— start —

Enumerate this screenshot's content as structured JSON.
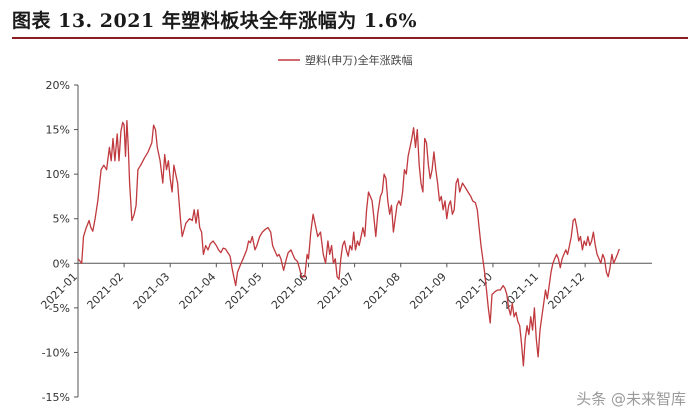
{
  "header": {
    "title": "图表 13. 2021 年塑料板块全年涨幅为 1.6%"
  },
  "watermark": "头条 @未来智库",
  "chart_data": {
    "type": "line",
    "legend": "塑料(申万)全年涨跌幅",
    "legend_position": "top-center",
    "grid": false,
    "ylim": [
      -15,
      20
    ],
    "y_ticks": [
      20,
      15,
      10,
      5,
      0,
      -5,
      -10,
      -15
    ],
    "y_tick_labels": [
      "20%",
      "15%",
      "10%",
      "5%",
      "0%",
      "-5%",
      "-10%",
      "-15%"
    ],
    "x_ticks": [
      {
        "label": "2021-01",
        "x": 0
      },
      {
        "label": "2021-02",
        "x": 1
      },
      {
        "label": "2021-03",
        "x": 2
      },
      {
        "label": "2021-04",
        "x": 3
      },
      {
        "label": "2021-05",
        "x": 4
      },
      {
        "label": "2021-06",
        "x": 5
      },
      {
        "label": "2021-07",
        "x": 6
      },
      {
        "label": "2021-08",
        "x": 7
      },
      {
        "label": "2021-09",
        "x": 8
      },
      {
        "label": "2021-10",
        "x": 9
      },
      {
        "label": "2021-11",
        "x": 10
      },
      {
        "label": "2021-12",
        "x": 11
      }
    ],
    "xlim": [
      0,
      12.45
    ],
    "series": [
      {
        "name": "塑料(申万)全年涨跌幅",
        "color": "#c0393e",
        "points": [
          [
            0.0,
            0.5
          ],
          [
            0.05,
            0.2
          ],
          [
            0.08,
            0.0
          ],
          [
            0.12,
            3.0
          ],
          [
            0.18,
            4.0
          ],
          [
            0.24,
            4.8
          ],
          [
            0.28,
            4.0
          ],
          [
            0.32,
            3.6
          ],
          [
            0.37,
            5.0
          ],
          [
            0.43,
            7.0
          ],
          [
            0.5,
            10.5
          ],
          [
            0.56,
            11.0
          ],
          [
            0.62,
            10.5
          ],
          [
            0.68,
            13.0
          ],
          [
            0.72,
            11.5
          ],
          [
            0.76,
            14.0
          ],
          [
            0.8,
            11.5
          ],
          [
            0.85,
            14.5
          ],
          [
            0.89,
            11.5
          ],
          [
            0.93,
            14.8
          ],
          [
            0.97,
            15.8
          ],
          [
            1.0,
            15.5
          ],
          [
            1.03,
            12.0
          ],
          [
            1.06,
            16.0
          ],
          [
            1.09,
            13.0
          ],
          [
            1.12,
            9.0
          ],
          [
            1.17,
            4.8
          ],
          [
            1.22,
            5.5
          ],
          [
            1.26,
            6.5
          ],
          [
            1.3,
            10.5
          ],
          [
            1.36,
            11.0
          ],
          [
            1.44,
            11.8
          ],
          [
            1.52,
            12.5
          ],
          [
            1.6,
            13.5
          ],
          [
            1.64,
            15.5
          ],
          [
            1.68,
            15.0
          ],
          [
            1.72,
            13.0
          ],
          [
            1.78,
            11.5
          ],
          [
            1.84,
            9.0
          ],
          [
            1.88,
            12.2
          ],
          [
            1.92,
            10.5
          ],
          [
            1.96,
            11.5
          ],
          [
            2.0,
            9.5
          ],
          [
            2.04,
            8.0
          ],
          [
            2.08,
            11.0
          ],
          [
            2.12,
            10.0
          ],
          [
            2.16,
            9.0
          ],
          [
            2.22,
            5.0
          ],
          [
            2.26,
            3.0
          ],
          [
            2.34,
            4.5
          ],
          [
            2.42,
            5.0
          ],
          [
            2.48,
            4.8
          ],
          [
            2.52,
            6.0
          ],
          [
            2.56,
            4.5
          ],
          [
            2.6,
            6.0
          ],
          [
            2.64,
            4.0
          ],
          [
            2.68,
            3.5
          ],
          [
            2.72,
            1.0
          ],
          [
            2.77,
            2.0
          ],
          [
            2.82,
            1.5
          ],
          [
            2.87,
            2.2
          ],
          [
            2.93,
            2.5
          ],
          [
            3.0,
            2.0
          ],
          [
            3.05,
            1.5
          ],
          [
            3.1,
            1.2
          ],
          [
            3.15,
            1.7
          ],
          [
            3.2,
            1.6
          ],
          [
            3.25,
            1.2
          ],
          [
            3.3,
            0.8
          ],
          [
            3.34,
            -0.5
          ],
          [
            3.38,
            -1.5
          ],
          [
            3.42,
            -2.5
          ],
          [
            3.46,
            -1.0
          ],
          [
            3.52,
            -0.2
          ],
          [
            3.58,
            0.5
          ],
          [
            3.62,
            1.0
          ],
          [
            3.66,
            1.5
          ],
          [
            3.7,
            2.5
          ],
          [
            3.74,
            2.3
          ],
          [
            3.78,
            3.0
          ],
          [
            3.84,
            1.5
          ],
          [
            3.88,
            2.0
          ],
          [
            3.94,
            3.0
          ],
          [
            4.0,
            3.5
          ],
          [
            4.06,
            3.8
          ],
          [
            4.12,
            4.0
          ],
          [
            4.18,
            3.5
          ],
          [
            4.22,
            2.0
          ],
          [
            4.26,
            1.5
          ],
          [
            4.32,
            0.8
          ],
          [
            4.36,
            1.0
          ],
          [
            4.4,
            0.5
          ],
          [
            4.46,
            -0.8
          ],
          [
            4.52,
            0.5
          ],
          [
            4.56,
            1.2
          ],
          [
            4.62,
            1.5
          ],
          [
            4.66,
            1.0
          ],
          [
            4.7,
            0.5
          ],
          [
            4.76,
            0.2
          ],
          [
            4.8,
            -0.5
          ],
          [
            4.85,
            -1.5
          ],
          [
            4.92,
            -1.5
          ],
          [
            4.97,
            1.0
          ],
          [
            5.0,
            0.5
          ],
          [
            5.05,
            3.5
          ],
          [
            5.1,
            5.5
          ],
          [
            5.16,
            4.0
          ],
          [
            5.2,
            3.0
          ],
          [
            5.26,
            3.5
          ],
          [
            5.32,
            1.0
          ],
          [
            5.37,
            0.0
          ],
          [
            5.42,
            2.5
          ],
          [
            5.46,
            1.0
          ],
          [
            5.5,
            2.0
          ],
          [
            5.54,
            0.0
          ],
          [
            5.58,
            0.5
          ],
          [
            5.62,
            -1.5
          ],
          [
            5.66,
            -1.8
          ],
          [
            5.7,
            0.5
          ],
          [
            5.74,
            2.0
          ],
          [
            5.78,
            2.5
          ],
          [
            5.82,
            1.5
          ],
          [
            5.86,
            0.8
          ],
          [
            5.9,
            2.0
          ],
          [
            5.94,
            1.5
          ],
          [
            5.98,
            3.5
          ],
          [
            6.02,
            1.5
          ],
          [
            6.06,
            2.5
          ],
          [
            6.1,
            2.0
          ],
          [
            6.14,
            3.0
          ],
          [
            6.18,
            4.0
          ],
          [
            6.22,
            3.0
          ],
          [
            6.26,
            6.0
          ],
          [
            6.3,
            8.0
          ],
          [
            6.34,
            7.5
          ],
          [
            6.38,
            7.0
          ],
          [
            6.42,
            5.0
          ],
          [
            6.46,
            3.0
          ],
          [
            6.5,
            5.5
          ],
          [
            6.56,
            7.5
          ],
          [
            6.6,
            8.0
          ],
          [
            6.64,
            10.0
          ],
          [
            6.68,
            9.5
          ],
          [
            6.72,
            7.0
          ],
          [
            6.76,
            5.5
          ],
          [
            6.8,
            6.5
          ],
          [
            6.84,
            3.5
          ],
          [
            6.88,
            5.0
          ],
          [
            6.92,
            6.5
          ],
          [
            6.96,
            7.0
          ],
          [
            7.0,
            6.5
          ],
          [
            7.04,
            8.0
          ],
          [
            7.08,
            10.5
          ],
          [
            7.12,
            10.0
          ],
          [
            7.16,
            12.0
          ],
          [
            7.2,
            13.0
          ],
          [
            7.24,
            14.0
          ],
          [
            7.28,
            15.2
          ],
          [
            7.32,
            13.0
          ],
          [
            7.36,
            15.0
          ],
          [
            7.4,
            11.0
          ],
          [
            7.44,
            9.0
          ],
          [
            7.48,
            8.0
          ],
          [
            7.52,
            14.0
          ],
          [
            7.56,
            13.5
          ],
          [
            7.6,
            11.0
          ],
          [
            7.64,
            9.5
          ],
          [
            7.68,
            10.5
          ],
          [
            7.72,
            12.5
          ],
          [
            7.76,
            10.5
          ],
          [
            7.8,
            9.0
          ],
          [
            7.84,
            7.0
          ],
          [
            7.88,
            7.5
          ],
          [
            7.92,
            6.0
          ],
          [
            7.96,
            7.0
          ],
          [
            8.0,
            5.0
          ],
          [
            8.04,
            6.5
          ],
          [
            8.08,
            7.0
          ],
          [
            8.12,
            5.5
          ],
          [
            8.16,
            6.0
          ],
          [
            8.2,
            9.0
          ],
          [
            8.24,
            9.5
          ],
          [
            8.28,
            8.0
          ],
          [
            8.34,
            9.0
          ],
          [
            8.4,
            8.5
          ],
          [
            8.46,
            8.0
          ],
          [
            8.52,
            7.5
          ],
          [
            8.56,
            7.0
          ],
          [
            8.62,
            6.8
          ],
          [
            8.66,
            6.0
          ],
          [
            8.7,
            4.0
          ],
          [
            8.74,
            2.0
          ],
          [
            8.78,
            0.5
          ],
          [
            8.82,
            -1.0
          ],
          [
            8.86,
            -3.0
          ],
          [
            8.9,
            -5.0
          ],
          [
            8.94,
            -6.7
          ],
          [
            8.98,
            -3.5
          ],
          [
            9.04,
            -3.2
          ],
          [
            9.1,
            -3.0
          ],
          [
            9.16,
            -3.0
          ],
          [
            9.22,
            -2.5
          ],
          [
            9.26,
            -2.8
          ],
          [
            9.3,
            -3.5
          ],
          [
            9.34,
            -5.0
          ],
          [
            9.38,
            -5.8
          ],
          [
            9.42,
            -4.5
          ],
          [
            9.46,
            -6.0
          ],
          [
            9.5,
            -5.5
          ],
          [
            9.54,
            -6.5
          ],
          [
            9.58,
            -7.0
          ],
          [
            9.62,
            -9.0
          ],
          [
            9.66,
            -11.5
          ],
          [
            9.7,
            -8.5
          ],
          [
            9.74,
            -7.0
          ],
          [
            9.78,
            -8.0
          ],
          [
            9.82,
            -6.0
          ],
          [
            9.86,
            -7.5
          ],
          [
            9.9,
            -5.0
          ],
          [
            9.94,
            -8.5
          ],
          [
            9.98,
            -10.5
          ],
          [
            10.02,
            -7.5
          ],
          [
            10.06,
            -6.0
          ],
          [
            10.1,
            -4.5
          ],
          [
            10.14,
            -3.0
          ],
          [
            10.18,
            -4.0
          ],
          [
            10.22,
            -2.5
          ],
          [
            10.26,
            -1.0
          ],
          [
            10.3,
            0.0
          ],
          [
            10.34,
            0.5
          ],
          [
            10.38,
            1.0
          ],
          [
            10.42,
            0.5
          ],
          [
            10.46,
            -0.5
          ],
          [
            10.5,
            0.5
          ],
          [
            10.54,
            1.0
          ],
          [
            10.58,
            1.5
          ],
          [
            10.62,
            1.0
          ],
          [
            10.66,
            2.0
          ],
          [
            10.7,
            3.0
          ],
          [
            10.74,
            4.8
          ],
          [
            10.78,
            5.0
          ],
          [
            10.82,
            4.0
          ],
          [
            10.86,
            2.5
          ],
          [
            10.9,
            3.0
          ],
          [
            10.94,
            1.5
          ],
          [
            10.98,
            2.5
          ],
          [
            11.02,
            2.0
          ],
          [
            11.06,
            3.0
          ],
          [
            11.1,
            2.0
          ],
          [
            11.14,
            2.5
          ],
          [
            11.18,
            3.5
          ],
          [
            11.22,
            2.0
          ],
          [
            11.26,
            1.0
          ],
          [
            11.3,
            0.5
          ],
          [
            11.34,
            0.0
          ],
          [
            11.38,
            1.0
          ],
          [
            11.42,
            0.5
          ],
          [
            11.46,
            -1.0
          ],
          [
            11.5,
            -1.5
          ],
          [
            11.54,
            -0.5
          ],
          [
            11.58,
            1.0
          ],
          [
            11.62,
            0.0
          ],
          [
            11.66,
            0.5
          ],
          [
            11.7,
            1.0
          ],
          [
            11.74,
            1.6
          ]
        ]
      }
    ]
  }
}
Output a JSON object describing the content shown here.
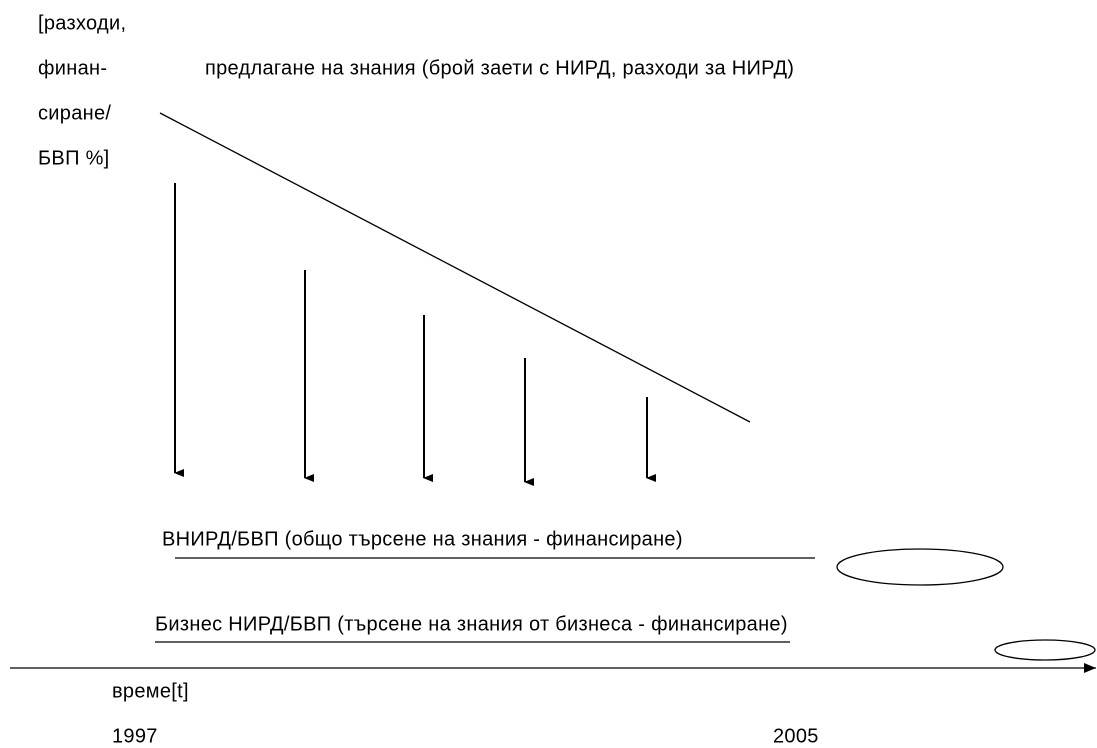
{
  "y_axis_label": [
    "[разходи,",
    "финан-",
    "сиране/",
    "БВП %]"
  ],
  "supply_label": "предлагане на знания (брой заети с НИРД, разходи за НИРД)",
  "total_demand_label": "ВНИРД/БВП (общо търсене на знания - финансиране)",
  "business_demand_label": "Бизнес НИРД/БВП (търсене на знания от бизнеса - финансиране)",
  "x_axis_label": "време[t]",
  "x_start": "1997",
  "x_end": "2005"
}
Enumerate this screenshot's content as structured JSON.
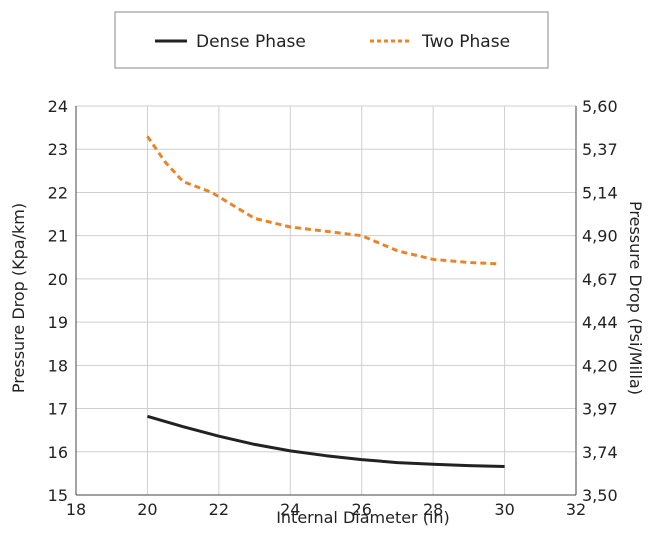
{
  "chart_data": {
    "type": "line",
    "xlabel": "Internal Diameter (in)",
    "ylabel": "Pressure Drop (Kpa/km)",
    "y2label": "Pressure Drop (Psi/Milla)",
    "xlim": [
      18,
      32
    ],
    "ylim": [
      15,
      24
    ],
    "x_ticks": [
      "18",
      "20",
      "22",
      "24",
      "26",
      "28",
      "30",
      "32"
    ],
    "y_ticks": [
      "15",
      "16",
      "17",
      "18",
      "19",
      "20",
      "21",
      "22",
      "23",
      "24"
    ],
    "y2_ticks": [
      "3,50",
      "3,74",
      "3,97",
      "4,20",
      "4,44",
      "4,67",
      "4,90",
      "5,14",
      "5,37",
      "5,60"
    ],
    "grid": true,
    "legend_position": "top",
    "series": [
      {
        "name": "Dense Phase",
        "color": "#222222",
        "style": "solid",
        "x": [
          20,
          21,
          22,
          23,
          24,
          25,
          26,
          27,
          28,
          29,
          30
        ],
        "values": [
          16.82,
          16.58,
          16.36,
          16.17,
          16.02,
          15.91,
          15.82,
          15.75,
          15.71,
          15.68,
          15.66
        ]
      },
      {
        "name": "Two Phase",
        "color": "#e8852b",
        "style": "dashed",
        "x": [
          20,
          20.5,
          21,
          21.8,
          22.3,
          23,
          24,
          25,
          26,
          27,
          28,
          29,
          29.8
        ],
        "values": [
          23.3,
          22.7,
          22.25,
          22.0,
          21.75,
          21.4,
          21.2,
          21.1,
          21.0,
          20.65,
          20.45,
          20.38,
          20.35
        ]
      }
    ]
  }
}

— end —

Reproduce each line holding the word "color".

_REPLY_
        "color": "#c0393e",
        "color": "#222222",
        "color": "#e8852b",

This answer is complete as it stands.